_STATED PROBLEM_. Below is the data. Give it again, complete and exact.

Records from a dataset:
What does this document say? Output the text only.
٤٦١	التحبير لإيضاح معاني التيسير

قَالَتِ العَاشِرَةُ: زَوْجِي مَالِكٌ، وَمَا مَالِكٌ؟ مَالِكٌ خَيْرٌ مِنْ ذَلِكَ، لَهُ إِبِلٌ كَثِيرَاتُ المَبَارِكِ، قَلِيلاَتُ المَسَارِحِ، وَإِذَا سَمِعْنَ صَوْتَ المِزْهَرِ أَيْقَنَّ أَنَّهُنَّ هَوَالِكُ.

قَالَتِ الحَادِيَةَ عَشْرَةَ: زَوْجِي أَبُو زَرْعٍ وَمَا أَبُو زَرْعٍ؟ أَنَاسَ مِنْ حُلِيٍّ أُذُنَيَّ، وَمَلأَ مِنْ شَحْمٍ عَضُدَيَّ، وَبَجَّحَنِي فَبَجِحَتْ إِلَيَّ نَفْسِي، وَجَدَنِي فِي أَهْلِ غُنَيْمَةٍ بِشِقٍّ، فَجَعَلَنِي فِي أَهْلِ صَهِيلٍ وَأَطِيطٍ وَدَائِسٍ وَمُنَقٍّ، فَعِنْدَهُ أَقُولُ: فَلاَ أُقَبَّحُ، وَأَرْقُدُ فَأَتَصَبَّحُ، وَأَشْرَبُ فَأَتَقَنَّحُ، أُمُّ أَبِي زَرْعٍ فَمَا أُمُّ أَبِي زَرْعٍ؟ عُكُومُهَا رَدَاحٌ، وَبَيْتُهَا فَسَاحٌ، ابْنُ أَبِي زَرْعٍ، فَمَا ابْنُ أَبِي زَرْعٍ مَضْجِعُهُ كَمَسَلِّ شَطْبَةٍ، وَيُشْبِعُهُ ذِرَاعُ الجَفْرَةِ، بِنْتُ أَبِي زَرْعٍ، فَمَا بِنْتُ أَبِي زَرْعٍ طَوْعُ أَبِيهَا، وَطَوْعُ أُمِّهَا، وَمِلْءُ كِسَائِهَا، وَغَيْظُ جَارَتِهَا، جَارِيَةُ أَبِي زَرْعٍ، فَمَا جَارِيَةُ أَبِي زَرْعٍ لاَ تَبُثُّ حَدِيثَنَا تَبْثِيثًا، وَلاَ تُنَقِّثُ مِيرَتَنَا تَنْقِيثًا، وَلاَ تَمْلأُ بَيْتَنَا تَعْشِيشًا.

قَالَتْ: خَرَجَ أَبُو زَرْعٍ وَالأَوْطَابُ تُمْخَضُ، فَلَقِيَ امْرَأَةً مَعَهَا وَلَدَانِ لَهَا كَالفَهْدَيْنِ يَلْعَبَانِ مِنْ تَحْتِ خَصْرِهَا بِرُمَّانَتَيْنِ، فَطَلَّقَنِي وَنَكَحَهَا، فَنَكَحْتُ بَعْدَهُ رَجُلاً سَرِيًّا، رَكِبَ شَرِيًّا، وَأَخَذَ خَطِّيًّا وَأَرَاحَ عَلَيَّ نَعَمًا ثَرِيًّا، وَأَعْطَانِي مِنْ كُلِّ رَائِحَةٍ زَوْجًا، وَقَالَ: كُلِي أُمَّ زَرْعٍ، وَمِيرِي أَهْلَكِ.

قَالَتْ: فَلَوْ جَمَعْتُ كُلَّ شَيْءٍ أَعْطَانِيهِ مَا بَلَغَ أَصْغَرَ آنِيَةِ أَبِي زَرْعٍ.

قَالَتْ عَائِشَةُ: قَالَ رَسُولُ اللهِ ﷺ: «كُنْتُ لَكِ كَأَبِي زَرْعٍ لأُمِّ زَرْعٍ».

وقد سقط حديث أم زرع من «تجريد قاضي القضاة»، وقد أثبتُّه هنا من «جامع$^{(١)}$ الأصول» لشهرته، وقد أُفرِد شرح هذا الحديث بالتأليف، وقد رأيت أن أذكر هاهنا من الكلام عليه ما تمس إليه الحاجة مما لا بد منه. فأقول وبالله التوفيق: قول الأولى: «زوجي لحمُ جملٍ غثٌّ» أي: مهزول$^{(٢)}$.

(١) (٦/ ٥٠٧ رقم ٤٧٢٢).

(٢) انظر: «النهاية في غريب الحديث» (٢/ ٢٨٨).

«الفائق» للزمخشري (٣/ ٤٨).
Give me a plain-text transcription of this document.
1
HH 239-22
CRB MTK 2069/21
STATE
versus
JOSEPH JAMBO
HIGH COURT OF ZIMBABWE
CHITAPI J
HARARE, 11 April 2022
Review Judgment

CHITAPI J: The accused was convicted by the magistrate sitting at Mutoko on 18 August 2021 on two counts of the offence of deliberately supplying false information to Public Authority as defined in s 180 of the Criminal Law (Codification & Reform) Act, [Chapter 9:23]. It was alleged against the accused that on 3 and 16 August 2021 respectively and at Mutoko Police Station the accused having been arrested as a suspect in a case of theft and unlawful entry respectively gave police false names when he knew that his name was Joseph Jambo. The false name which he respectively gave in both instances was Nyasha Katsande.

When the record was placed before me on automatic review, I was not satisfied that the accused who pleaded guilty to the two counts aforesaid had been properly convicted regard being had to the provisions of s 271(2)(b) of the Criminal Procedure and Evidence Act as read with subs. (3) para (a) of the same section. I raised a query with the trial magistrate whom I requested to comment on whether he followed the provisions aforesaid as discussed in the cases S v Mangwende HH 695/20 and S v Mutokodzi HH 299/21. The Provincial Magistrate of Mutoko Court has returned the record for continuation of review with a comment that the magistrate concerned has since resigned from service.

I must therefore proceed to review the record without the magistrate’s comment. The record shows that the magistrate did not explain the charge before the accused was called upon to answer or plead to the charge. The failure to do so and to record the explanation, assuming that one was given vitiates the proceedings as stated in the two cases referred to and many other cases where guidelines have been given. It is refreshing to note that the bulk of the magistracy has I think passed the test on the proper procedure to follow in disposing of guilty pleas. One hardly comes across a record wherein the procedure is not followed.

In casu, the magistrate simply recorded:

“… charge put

_RESPONSE TO THE TASK_.
What does this document say? Output the text only.
٤٦١	التحبير لإيضاح معاني التيسير

قَالَتِ العَاشِرَةُ: زَوْجِي مَالِكٌ، وَمَا مَالِكٌ؟ مَالِكٌ خَيْرٌ مِنْ ذَلِكَ، لَهُ إِبِلٌ كَثِيرَاتُ المَبَارِكِ، قَلِيلاَتُ المَسَارِحِ، وَإِذَا سَمِعْنَ صَوْتَ المِزْهَرِ أَيْقَنَّ أَنَّهُنَّ هَوَالِكُ.

قَالَتِ الحَادِيَةَ عَشْرَةَ: زَوْجِي أَبُو زَرْعٍ وَمَا أَبُو زَرْعٍ؟ أَنَاسَ مِنْ حُلِيٍّ أُذُنَيَّ، وَمَلأَ مِنْ شَحْمٍ عَضُدَيَّ، وَبَجَّحَنِي فَبَجِحَتْ إِلَيَّ نَفْسِي، وَجَدَنِي فِي أَهْلِ غُنَيْمَةٍ بِشِقٍّ، فَجَعَلَنِي فِي أَهْلِ صَهِيلٍ وَأَطِيطٍ وَدَائِسٍ وَمُنَقٍّ، فَعِنْدَهُ أَقُولُ: فَلاَ أُقَبَّحُ، وَأَرْقُدُ فَأَتَصَبَّحُ، وَأَشْرَبُ فَأَتَقَنَّحُ، أُمُّ أَبِي زَرْعٍ فَمَا أُمُّ أَبِي زَرْعٍ؟ عُكُومُهَا رَدَاحٌ، وَبَيْتُهَا فَسَاحٌ، ابْنُ أَبِي زَرْعٍ، فَمَا ابْنُ أَبِي زَرْعٍ مَضْجِعُهُ كَمَسَلِّ شَطْبَةٍ، وَيُشْبِعُهُ ذِرَاعُ الجَفْرَةِ، بِنْتُ أَبِي زَرْعٍ، فَمَا بِنْتُ أَبِي زَرْعٍ طَوْعُ أَبِيهَا، وَطَوْعُ أُمِّهَا، وَمِلْءُ كِسَائِهَا، وَغَيْظُ جَارَتِهَا، جَارِيَةُ أَبِي زَرْعٍ، فَمَا جَارِيَةُ أَبِي زَرْعٍ لاَ تَبُثُّ حَدِيثَنَا تَبْثِيثًا، وَلاَ تُنَقِّثُ مِيرَتَنَا تَنْقِيثًا، وَلاَ تَمْلأُ بَيْتَنَا تَعْشِيشًا.

قَالَتْ: خَرَجَ أَبُو زَرْعٍ وَالأَوْطَابُ تُمْخَضُ، فَلَقِيَ امْرَأَةً مَعَهَا وَلَدَانِ لَهَا كَالفَهْدَيْنِ يَلْعَبَانِ مِنْ تَحْتِ خَصْرِهَا بِرُمَّانَتَيْنِ، فَطَلَّقَنِي وَنَكَحَهَا، فَنَكَحْتُ بَعْدَهُ رَجُلاً سَرِيًّا، رَكِبَ شَرِيًّا، وَأَخَذَ خَطِّيًّا وَأَرَاحَ عَلَيَّ نَعَمًا ثَرِيًّا، وَأَعْطَانِي مِنْ كُلِّ رَائِحَةٍ زَوْجًا، وَقَالَ: كُلِي أُمَّ زَرْعٍ، وَمِيرِي أَهْلَكِ.

قَالَتْ: فَلَوْ جَمَعْتُ كُلَّ شَيْءٍ أَعْطَانِيهِ مَا بَلَغَ أَصْغَرَ آنِيَةِ أَبِي زَرْعٍ.

قَالَتْ عَائِشَةُ: قَالَ رَسُولُ اللهِ ﷺ: «كُنْتُ لَكِ كَأَبِي زَرْعٍ لأُمِّ زَرْعٍ».

وقد سقط حديث أم زرع من «تجريد قاضي القضاة»، وقد أثبتُّه هنا من «جامع$^{(١)}$ الأصول» لشهرته، وقد أُفرِد شرح هذا الحديث بالتأليف، وقد رأيت أن أذكر هاهنا من الكلام عليه ما تمس إليه الحاجة مما لا بد منه. فأقول وبالله التوفيق: قول الأولى: «زوجي لحمُ جملٍ غثٌّ» أي: مهزول$^{(٢)}$.

(١) (٦/ ٥٠٧ رقم ٤٧٢٢).

(٢) انظر: «النهاية في غريب الحديث» (٢/ ٢٨٨).

«الفائق» للزمخشري (٣/ ٤٨).
Give me a plain-text transcription of this document.
1
HH 239-22
CRB MTK 2069/21
STATE
versus
JOSEPH JAMBO
HIGH COURT OF ZIMBABWE
CHITAPI J
HARARE, 11 April 2022
Review Judgment

CHITAPI J: The accused was convicted by the magistrate sitting at Mutoko on 18 August 2021 on two counts of the offence of deliberately supplying false information to Public Authority as defined in s 180 of the Criminal Law (Codification & Reform) Act, [Chapter 9:23]. It was alleged against the accused that on 3 and 16 August 2021 respectively and at Mutoko Police Station the accused having been arrested as a suspect in a case of theft and unlawful entry respectively gave police false names when he knew that his name was Joseph Jambo. The false name which he respectively gave in both instances was Nyasha Katsande.

When the record was placed before me on automatic review, I was not satisfied that the accused who pleaded guilty to the two counts aforesaid had been properly convicted regard being had to the provisions of s 271(2)(b) of the Criminal Procedure and Evidence Act as read with subs. (3) para (a) of the same section. I raised a query with the trial magistrate whom I requested to comment on whether he followed the provisions aforesaid as discussed in the cases S v Mangwende HH 695/20 and S v Mutokodzi HH 299/21. The Provincial Magistrate of Mutoko Court has returned the record for continuation of review with a comment that the magistrate concerned has since resigned from service.

I must therefore proceed to review the record without the magistrate’s comment. The record shows that the magistrate did not explain the charge before the accused was called upon to answer or plead to the charge. The failure to do so and to record the explanation, assuming that one was given vitiates the proceedings as stated in the two cases referred to and many other cases where guidelines have been given. It is refreshing to note that the bulk of the magistracy has I think passed the test on the proper procedure to follow in disposing of guilty pleas. One hardly comes across a record wherein the procedure is not followed.

In casu, the magistrate simply recorded:

“… charge put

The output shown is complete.